Transcribed page data
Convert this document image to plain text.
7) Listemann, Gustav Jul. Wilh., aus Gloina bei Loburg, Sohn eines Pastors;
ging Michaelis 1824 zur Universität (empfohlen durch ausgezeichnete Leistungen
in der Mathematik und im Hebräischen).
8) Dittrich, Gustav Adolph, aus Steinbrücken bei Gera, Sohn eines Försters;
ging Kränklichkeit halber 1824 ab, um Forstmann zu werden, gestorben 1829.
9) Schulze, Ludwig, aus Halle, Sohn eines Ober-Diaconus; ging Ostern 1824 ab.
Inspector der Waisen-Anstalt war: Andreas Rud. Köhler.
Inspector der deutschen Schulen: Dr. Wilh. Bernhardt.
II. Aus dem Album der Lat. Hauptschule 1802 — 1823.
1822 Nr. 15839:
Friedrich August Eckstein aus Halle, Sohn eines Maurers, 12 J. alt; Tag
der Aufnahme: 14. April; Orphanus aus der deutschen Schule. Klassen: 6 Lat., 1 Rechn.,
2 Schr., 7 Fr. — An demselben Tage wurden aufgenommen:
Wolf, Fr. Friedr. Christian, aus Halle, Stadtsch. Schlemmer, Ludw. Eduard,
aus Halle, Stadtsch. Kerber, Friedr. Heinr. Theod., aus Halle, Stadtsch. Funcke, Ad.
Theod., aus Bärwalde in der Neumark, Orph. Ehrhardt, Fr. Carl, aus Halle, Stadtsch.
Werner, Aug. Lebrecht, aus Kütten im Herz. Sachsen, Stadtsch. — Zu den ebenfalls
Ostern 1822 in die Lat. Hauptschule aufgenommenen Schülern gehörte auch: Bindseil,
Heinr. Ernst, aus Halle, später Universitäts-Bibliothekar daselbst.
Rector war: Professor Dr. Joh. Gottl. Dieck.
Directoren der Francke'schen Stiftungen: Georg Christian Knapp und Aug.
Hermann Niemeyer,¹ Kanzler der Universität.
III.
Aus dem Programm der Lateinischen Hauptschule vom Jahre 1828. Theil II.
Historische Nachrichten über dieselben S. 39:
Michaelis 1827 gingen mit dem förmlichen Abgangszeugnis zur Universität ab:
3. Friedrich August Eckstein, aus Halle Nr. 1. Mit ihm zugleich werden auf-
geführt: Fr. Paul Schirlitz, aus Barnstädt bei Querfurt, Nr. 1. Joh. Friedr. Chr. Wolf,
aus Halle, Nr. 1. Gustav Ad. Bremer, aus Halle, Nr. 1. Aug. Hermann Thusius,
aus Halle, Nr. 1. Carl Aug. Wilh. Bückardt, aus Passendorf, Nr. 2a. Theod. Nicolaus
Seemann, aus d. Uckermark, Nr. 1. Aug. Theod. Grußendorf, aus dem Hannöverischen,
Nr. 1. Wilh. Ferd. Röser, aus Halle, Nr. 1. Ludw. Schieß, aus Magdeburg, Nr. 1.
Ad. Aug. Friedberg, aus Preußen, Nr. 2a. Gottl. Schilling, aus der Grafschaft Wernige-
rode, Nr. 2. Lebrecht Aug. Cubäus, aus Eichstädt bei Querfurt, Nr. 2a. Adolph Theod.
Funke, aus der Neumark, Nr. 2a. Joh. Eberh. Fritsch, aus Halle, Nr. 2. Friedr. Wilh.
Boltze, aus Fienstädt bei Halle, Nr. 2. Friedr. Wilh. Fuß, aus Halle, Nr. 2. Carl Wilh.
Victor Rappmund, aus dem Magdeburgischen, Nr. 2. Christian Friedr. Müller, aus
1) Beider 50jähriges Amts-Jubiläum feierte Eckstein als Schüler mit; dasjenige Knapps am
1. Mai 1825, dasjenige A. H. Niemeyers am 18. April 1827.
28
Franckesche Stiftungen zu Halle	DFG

**EXERCISE DIRECTIONS:** What lines above hold the word "Wilh"? List them all.

**WRITTEN ANSWER:**
7) Listemann, Gustav Jul. Wilh., aus Gloina bei Loburg, Sohn eines Pastors;
Inspector der deutschen Schulen: Dr. Wilh. Bernhardt.
aus Halle, Nr. 1. Carl Aug. Wilh. Bückardt, aus Passendorf, Nr. 2a. Theod. Nicolaus
Nr. 1. Wilh. Ferd. Röser, aus Halle, Nr. 1. Ludw. Schieß, aus Magdeburg, Nr. 1.
Funke, aus der Neumark, Nr. 2a. Joh. Eberh. Fritsch, aus Halle, Nr. 2. Friedr. Wilh.
Boltze, aus Fienstädt bei Halle, Nr. 2. Friedr. Wilh. Fuß, aus Halle, Nr. 2. Carl Wilh.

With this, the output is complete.